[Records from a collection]
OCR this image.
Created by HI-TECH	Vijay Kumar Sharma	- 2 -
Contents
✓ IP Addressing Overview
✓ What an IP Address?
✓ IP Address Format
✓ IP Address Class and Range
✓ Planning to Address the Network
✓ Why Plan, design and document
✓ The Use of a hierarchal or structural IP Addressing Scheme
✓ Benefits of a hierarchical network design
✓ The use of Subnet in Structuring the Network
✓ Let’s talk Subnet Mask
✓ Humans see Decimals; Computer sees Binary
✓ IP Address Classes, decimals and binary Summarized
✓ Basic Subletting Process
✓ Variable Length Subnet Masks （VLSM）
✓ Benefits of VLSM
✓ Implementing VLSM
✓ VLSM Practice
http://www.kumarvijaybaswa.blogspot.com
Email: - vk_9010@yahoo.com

__Exercise prompt__
Copy out the whole listing exactly.

__Completed exercise__
OCR this image.
Created by HI-TECH	Vijay Kumar Sharma	- 2 -
Contents
✓ IP Addressing Overview
✓ What an IP Address?
✓ IP Address Format
✓ IP Address Class and Range
✓ Planning to Address the Network
✓ Why Plan, design and document
✓ The Use of a hierarchal or structural IP Addressing Scheme
✓ Benefits of a hierarchical network design
✓ The use of Subnet in Structuring the Network
✓ Let’s talk Subnet Mask
✓ Humans see Decimals; Computer sees Binary
✓ IP Address Classes, decimals and binary Summarized
✓ Basic Subletting Process
✓ Variable Length Subnet Masks （VLSM）
✓ Benefits of VLSM
✓ Implementing VLSM
✓ VLSM Practice
http://www.kumarvijaybaswa.blogspot.com
Email: - vk_9010@yahoo.com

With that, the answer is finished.